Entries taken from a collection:
%%

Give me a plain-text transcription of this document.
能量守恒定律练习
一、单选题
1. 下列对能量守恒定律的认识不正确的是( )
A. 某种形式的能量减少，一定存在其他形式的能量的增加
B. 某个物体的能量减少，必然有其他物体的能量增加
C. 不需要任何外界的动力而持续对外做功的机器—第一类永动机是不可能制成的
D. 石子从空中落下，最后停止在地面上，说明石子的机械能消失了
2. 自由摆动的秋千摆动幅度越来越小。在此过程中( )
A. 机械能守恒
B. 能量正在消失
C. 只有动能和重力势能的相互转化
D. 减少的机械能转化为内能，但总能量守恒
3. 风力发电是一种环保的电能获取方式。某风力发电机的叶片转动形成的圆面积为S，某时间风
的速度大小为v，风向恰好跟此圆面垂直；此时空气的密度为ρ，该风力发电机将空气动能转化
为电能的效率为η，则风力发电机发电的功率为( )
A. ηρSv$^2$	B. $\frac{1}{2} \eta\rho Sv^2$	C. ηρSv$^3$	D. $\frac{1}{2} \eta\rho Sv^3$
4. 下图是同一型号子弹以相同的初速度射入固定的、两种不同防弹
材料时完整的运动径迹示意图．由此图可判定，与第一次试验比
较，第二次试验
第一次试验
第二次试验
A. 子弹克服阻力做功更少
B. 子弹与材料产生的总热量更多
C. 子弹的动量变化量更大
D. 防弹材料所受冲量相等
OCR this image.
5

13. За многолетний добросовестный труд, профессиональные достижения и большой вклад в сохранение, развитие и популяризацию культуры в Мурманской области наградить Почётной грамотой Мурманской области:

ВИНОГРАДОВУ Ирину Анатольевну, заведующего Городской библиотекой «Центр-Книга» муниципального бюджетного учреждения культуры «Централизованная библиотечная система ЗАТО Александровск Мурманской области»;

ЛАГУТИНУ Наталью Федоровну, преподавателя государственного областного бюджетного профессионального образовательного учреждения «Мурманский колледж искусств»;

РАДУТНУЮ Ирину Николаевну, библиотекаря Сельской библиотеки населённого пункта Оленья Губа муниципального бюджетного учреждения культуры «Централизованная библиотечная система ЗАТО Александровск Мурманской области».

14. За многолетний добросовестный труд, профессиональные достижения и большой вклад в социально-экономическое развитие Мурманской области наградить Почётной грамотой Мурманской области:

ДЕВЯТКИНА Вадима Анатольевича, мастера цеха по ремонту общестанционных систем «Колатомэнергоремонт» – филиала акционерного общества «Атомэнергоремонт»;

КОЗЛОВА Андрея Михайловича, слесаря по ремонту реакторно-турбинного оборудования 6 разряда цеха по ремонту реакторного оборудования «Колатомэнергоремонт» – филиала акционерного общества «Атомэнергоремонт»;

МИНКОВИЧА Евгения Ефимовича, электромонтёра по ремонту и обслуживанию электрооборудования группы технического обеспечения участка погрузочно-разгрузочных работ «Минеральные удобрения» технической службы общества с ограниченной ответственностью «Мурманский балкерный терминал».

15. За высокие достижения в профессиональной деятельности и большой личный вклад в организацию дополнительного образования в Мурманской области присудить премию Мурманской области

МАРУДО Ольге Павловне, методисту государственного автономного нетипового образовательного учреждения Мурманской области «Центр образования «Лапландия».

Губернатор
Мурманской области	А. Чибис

%%

WHAT IS REQUIRED —
Find the line containing "OCR this image.". Reproduce it exactly, along with every line after it through the last.

EXPECTED ANSWER —
OCR this image.
5

13. За многолетний добросовестный труд, профессиональные достижения и большой вклад в сохранение, развитие и популяризацию культуры в Мурманской области наградить Почётной грамотой Мурманской области:

ВИНОГРАДОВУ Ирину Анатольевну, заведующего Городской библиотекой «Центр-Книга» муниципального бюджетного учреждения культуры «Централизованная библиотечная система ЗАТО Александровск Мурманской области»;

ЛАГУТИНУ Наталью Федоровну, преподавателя государственного областного бюджетного профессионального образовательного учреждения «Мурманский колледж искусств»;

РАДУТНУЮ Ирину Николаевну, библиотекаря Сельской библиотеки населённого пункта Оленья Губа муниципального бюджетного учреждения культуры «Централизованная библиотечная система ЗАТО Александровск Мурманской области».

14. За многолетний добросовестный труд, профессиональные достижения и большой вклад в социально-экономическое развитие Мурманской области наградить Почётной грамотой Мурманской области:

ДЕВЯТКИНА Вадима Анатольевича, мастера цеха по ремонту общестанционных систем «Колатомэнергоремонт» – филиала акционерного общества «Атомэнергоремонт»;

КОЗЛОВА Андрея Михайловича, слесаря по ремонту реакторно-турбинного оборудования 6 разряда цеха по ремонту реакторного оборудования «Колатомэнергоремонт» – филиала акционерного общества «Атомэнергоремонт»;

МИНКОВИЧА Евгения Ефимовича, электромонтёра по ремонту и обслуживанию электрооборудования группы технического обеспечения участка погрузочно-разгрузочных работ «Минеральные удобрения» технической службы общества с ограниченной ответственностью «Мурманский балкерный терминал».

15. За высокие достижения в профессиональной деятельности и большой личный вклад в организацию дополнительного образования в Мурманской области присудить премию Мурманской области

МАРУДО Ольге Павловне, методисту государственного автономного нетипового образовательного учреждения Мурманской области «Центр образования «Лапландия».

Губернатор
Мурманской области	А. Чибис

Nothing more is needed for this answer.